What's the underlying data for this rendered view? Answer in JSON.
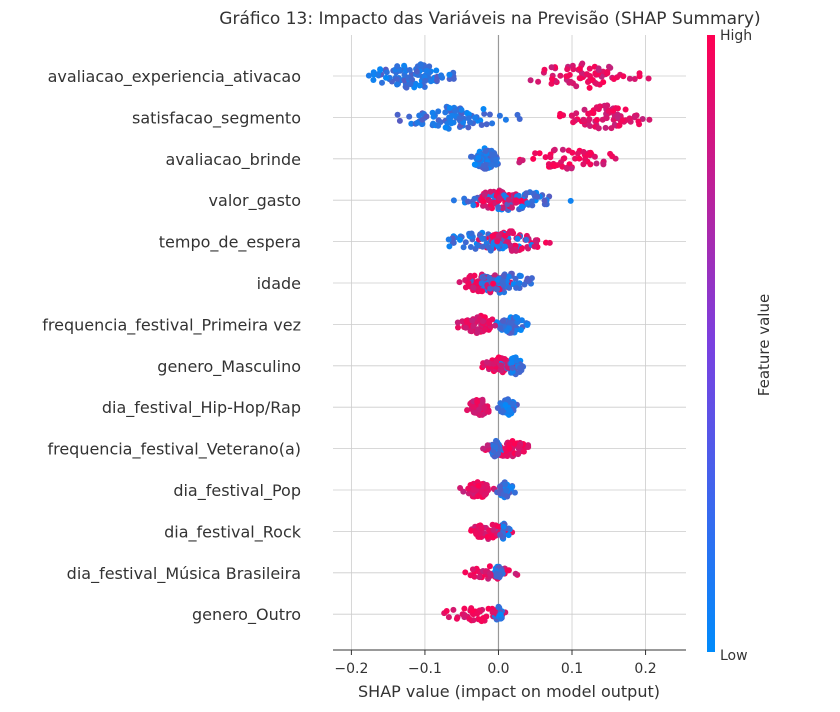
{
  "chart_data": {
    "type": "scatter",
    "title": "Gráfico 13: Impacto das Variáveis na Previsão (SHAP Summary)",
    "xlabel": "SHAP value (impact on model output)",
    "xlim": [
      -0.225,
      0.255
    ],
    "xticks": [
      -0.2,
      -0.1,
      0.0,
      0.1,
      0.2
    ],
    "xtick_labels": [
      "−0.2",
      "−0.1",
      "0.0",
      "0.1",
      "0.2"
    ],
    "colorbar": {
      "label": "Feature value",
      "high": "High",
      "low": "Low"
    },
    "colors": {
      "low": "#008bfb",
      "high": "#ff0052",
      "grid": "#cccccc",
      "zero_line": "#999999"
    },
    "features": [
      {
        "name": "avaliacao_experiencia_ativacao",
        "low_range": [
          -0.2,
          -0.03
        ],
        "high_range": [
          0.0,
          0.23
        ],
        "density": 1.0
      },
      {
        "name": "satisfacao_segmento",
        "low_range": [
          -0.17,
          0.05
        ],
        "high_range": [
          0.06,
          0.235
        ],
        "density": 0.95
      },
      {
        "name": "avaliacao_brinde",
        "low_range": [
          -0.045,
          0.01
        ],
        "high_range": [
          0.0,
          0.185
        ],
        "density": 0.8
      },
      {
        "name": "valor_gasto",
        "low_range": [
          -0.07,
          0.11
        ],
        "high_range": [
          -0.05,
          0.05
        ],
        "density": 0.8
      },
      {
        "name": "tempo_de_espera",
        "low_range": [
          -0.095,
          0.06
        ],
        "high_range": [
          -0.05,
          0.09
        ],
        "density": 0.8
      },
      {
        "name": "idade",
        "low_range": [
          -0.05,
          0.065
        ],
        "high_range": [
          -0.065,
          0.03
        ],
        "density": 0.85
      },
      {
        "name": "frequencia_festival_Primeira vez",
        "low_range": [
          -0.01,
          0.045
        ],
        "high_range": [
          -0.065,
          0.01
        ],
        "density": 0.65
      },
      {
        "name": "genero_Masculino",
        "low_range": [
          0.0,
          0.045
        ],
        "high_range": [
          -0.03,
          0.03
        ],
        "density": 0.6
      },
      {
        "name": "dia_festival_Hip-Hop/Rap",
        "low_range": [
          -0.005,
          0.03
        ],
        "high_range": [
          -0.05,
          0.0
        ],
        "density": 0.6
      },
      {
        "name": "frequencia_festival_Veterano(a)",
        "low_range": [
          -0.015,
          0.005
        ],
        "high_range": [
          -0.03,
          0.055
        ],
        "density": 0.6
      },
      {
        "name": "dia_festival_Pop",
        "low_range": [
          -0.005,
          0.025
        ],
        "high_range": [
          -0.055,
          0.0
        ],
        "density": 0.55
      },
      {
        "name": "dia_festival_Rock",
        "low_range": [
          -0.005,
          0.02
        ],
        "high_range": [
          -0.055,
          0.03
        ],
        "density": 0.5
      },
      {
        "name": "dia_festival_Música Brasileira",
        "low_range": [
          -0.008,
          0.008
        ],
        "high_range": [
          -0.06,
          0.035
        ],
        "density": 0.45
      },
      {
        "name": "genero_Outro",
        "low_range": [
          -0.008,
          0.008
        ],
        "high_range": [
          -0.1,
          0.045
        ],
        "density": 0.45
      }
    ]
  }
}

- - - -

## Goal
Repeat all the records above exactly, leaving out any pictures.

## Written answer
What's the underlying data for this rendered view? Answer in JSON.
{
  "chart_data": {
    "type": "scatter",
    "title": "Gráfico 13: Impacto das Variáveis na Previsão (SHAP Summary)",
    "xlabel": "SHAP value (impact on model output)",
    "xlim": [
      -0.225,
      0.255
    ],
    "xticks": [
      -0.2,
      -0.1,
      0.0,
      0.1,
      0.2
    ],
    "xtick_labels": [
      "−0.2",
      "−0.1",
      "0.0",
      "0.1",
      "0.2"
    ],
    "colorbar": {
      "label": "Feature value",
      "high": "High",
      "low": "Low"
    },
    "colors": {
      "low": "#008bfb",
      "high": "#ff0052",
      "grid": "#cccccc",
      "zero_line": "#999999"
    },
    "features": [
      {
        "name": "avaliacao_experiencia_ativacao",
        "low_range": [
          -0.2,
          -0.03
        ],
        "high_range": [
          0.0,
          0.23
        ],
        "density": 1.0
      },
      {
        "name": "satisfacao_segmento",
        "low_range": [
          -0.17,
          0.05
        ],
        "high_range": [
          0.06,
          0.235
        ],
        "density": 0.95
      },
      {
        "name": "avaliacao_brinde",
        "low_range": [
          -0.045,
          0.01
        ],
        "high_range": [
          0.0,
          0.185
        ],
        "density": 0.8
      },
      {
        "name": "valor_gasto",
        "low_range": [
          -0.07,
          0.11
        ],
        "high_range": [
          -0.05,
          0.05
        ],
        "density": 0.8
      },
      {
        "name": "tempo_de_espera",
        "low_range": [
          -0.095,
          0.06
        ],
        "high_range": [
          -0.05,
          0.09
        ],
        "density": 0.8
      },
      {
        "name": "idade",
        "low_range": [
          -0.05,
          0.065
        ],
        "high_range": [
          -0.065,
          0.03
        ],
        "density": 0.85
      },
      {
        "name": "frequencia_festival_Primeira vez",
        "low_range": [
          -0.01,
          0.045
        ],
        "high_range": [
          -0.065,
          0.01
        ],
        "density": 0.65
      },
      {
        "name": "genero_Masculino",
        "low_range": [
          0.0,
          0.045
        ],
        "high_range": [
          -0.03,
          0.03
        ],
        "density": 0.6
      },
      {
        "name": "dia_festival_Hip-Hop/Rap",
        "low_range": [
          -0.005,
          0.03
        ],
        "high_range": [
          -0.05,
          0.0
        ],
        "density": 0.6
      },
      {
        "name": "frequencia_festival_Veterano(a)",
        "low_range": [
          -0.015,
          0.005
        ],
        "high_range": [
          -0.03,
          0.055
        ],
        "density": 0.6
      },
      {
        "name": "dia_festival_Pop",
        "low_range": [
          -0.005,
          0.025
        ],
        "high_range": [
          -0.055,
          0.0
        ],
        "density": 0.55
      },
      {
        "name": "dia_festival_Rock",
        "low_range": [
          -0.005,
          0.02
        ],
        "high_range": [
          -0.055,
          0.03
        ],
        "density": 0.5
      },
      {
        "name": "dia_festival_Música Brasileira",
        "low_range": [
          -0.008,
          0.008
        ],
        "high_range": [
          -0.06,
          0.035
        ],
        "density": 0.45
      },
      {
        "name": "genero_Outro",
        "low_range": [
          -0.008,
          0.008
        ],
        "high_range": [
          -0.1,
          0.045
        ],
        "density": 0.45
      }
    ]
  }
}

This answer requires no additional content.